→ WHAT THE TASK REQUIRES: From the listing below, copy every line with the word "will".

→ INFORMATION SHOWN:
[START]
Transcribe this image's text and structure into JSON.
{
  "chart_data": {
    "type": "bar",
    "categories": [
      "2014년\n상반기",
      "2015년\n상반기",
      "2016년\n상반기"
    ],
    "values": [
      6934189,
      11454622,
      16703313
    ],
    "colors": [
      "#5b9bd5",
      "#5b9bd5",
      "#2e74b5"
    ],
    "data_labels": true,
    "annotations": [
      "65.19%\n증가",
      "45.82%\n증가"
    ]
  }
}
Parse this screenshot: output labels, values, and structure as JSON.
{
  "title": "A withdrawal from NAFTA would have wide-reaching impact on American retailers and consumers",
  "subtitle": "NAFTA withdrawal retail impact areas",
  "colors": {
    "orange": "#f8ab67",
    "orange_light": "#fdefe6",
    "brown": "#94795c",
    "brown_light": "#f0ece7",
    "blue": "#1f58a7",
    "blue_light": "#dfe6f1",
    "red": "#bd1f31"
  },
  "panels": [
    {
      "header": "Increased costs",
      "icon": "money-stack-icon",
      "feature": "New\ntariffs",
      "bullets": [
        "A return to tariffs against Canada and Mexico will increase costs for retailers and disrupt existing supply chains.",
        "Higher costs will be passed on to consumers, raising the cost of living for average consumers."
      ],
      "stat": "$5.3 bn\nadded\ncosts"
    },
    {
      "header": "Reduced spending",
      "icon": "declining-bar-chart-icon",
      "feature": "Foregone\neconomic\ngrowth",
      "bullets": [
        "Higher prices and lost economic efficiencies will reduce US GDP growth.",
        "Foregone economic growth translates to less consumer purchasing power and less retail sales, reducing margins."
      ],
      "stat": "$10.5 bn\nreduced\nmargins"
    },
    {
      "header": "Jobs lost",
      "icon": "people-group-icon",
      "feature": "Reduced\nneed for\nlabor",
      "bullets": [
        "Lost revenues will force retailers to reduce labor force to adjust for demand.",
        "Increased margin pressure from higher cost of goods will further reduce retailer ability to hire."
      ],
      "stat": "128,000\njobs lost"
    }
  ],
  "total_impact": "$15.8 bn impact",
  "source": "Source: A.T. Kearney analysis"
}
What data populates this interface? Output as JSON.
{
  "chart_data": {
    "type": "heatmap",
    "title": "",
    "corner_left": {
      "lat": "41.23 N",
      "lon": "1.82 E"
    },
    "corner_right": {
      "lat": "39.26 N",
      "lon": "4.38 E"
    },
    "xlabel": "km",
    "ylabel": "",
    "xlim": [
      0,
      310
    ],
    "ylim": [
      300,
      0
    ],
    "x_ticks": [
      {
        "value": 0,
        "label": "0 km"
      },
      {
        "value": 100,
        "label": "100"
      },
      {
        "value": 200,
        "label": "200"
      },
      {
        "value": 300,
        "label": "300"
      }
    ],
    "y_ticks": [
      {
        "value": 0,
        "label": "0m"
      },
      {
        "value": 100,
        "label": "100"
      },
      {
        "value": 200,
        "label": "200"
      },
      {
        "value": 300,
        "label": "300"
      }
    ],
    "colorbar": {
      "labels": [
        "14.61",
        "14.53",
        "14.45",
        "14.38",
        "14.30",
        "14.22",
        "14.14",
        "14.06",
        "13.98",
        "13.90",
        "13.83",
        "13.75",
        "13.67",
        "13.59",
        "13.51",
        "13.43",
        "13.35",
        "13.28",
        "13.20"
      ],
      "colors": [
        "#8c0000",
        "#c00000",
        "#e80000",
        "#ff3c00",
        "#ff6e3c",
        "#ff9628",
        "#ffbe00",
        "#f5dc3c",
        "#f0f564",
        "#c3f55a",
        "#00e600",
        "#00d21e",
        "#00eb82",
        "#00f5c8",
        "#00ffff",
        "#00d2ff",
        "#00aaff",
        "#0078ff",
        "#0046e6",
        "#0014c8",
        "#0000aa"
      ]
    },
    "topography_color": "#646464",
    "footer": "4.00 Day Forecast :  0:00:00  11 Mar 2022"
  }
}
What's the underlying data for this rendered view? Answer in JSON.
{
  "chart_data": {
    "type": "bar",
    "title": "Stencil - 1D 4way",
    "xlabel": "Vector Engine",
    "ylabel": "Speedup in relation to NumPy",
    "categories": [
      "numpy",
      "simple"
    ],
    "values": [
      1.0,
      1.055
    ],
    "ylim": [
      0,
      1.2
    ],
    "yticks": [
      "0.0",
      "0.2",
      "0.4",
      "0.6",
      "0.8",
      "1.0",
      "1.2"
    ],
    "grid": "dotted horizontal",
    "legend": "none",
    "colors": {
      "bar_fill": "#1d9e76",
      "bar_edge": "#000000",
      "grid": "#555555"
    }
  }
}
[END]
→ EXERCISE SOLUTION:
        "A return to tariffs against Canada and Mexico will increase costs for retailers and disrupt existing supply chains.",
        "Higher costs will be passed on to consumers, raising the cost of living for average consumers."
        "Higher prices and lost economic efficiencies will reduce US GDP growth.",
        "Lost revenues will force retailers to reduce labor force to adjust for demand.",
        "Increased margin pressure from higher cost of goods will further reduce retailer ability to hire."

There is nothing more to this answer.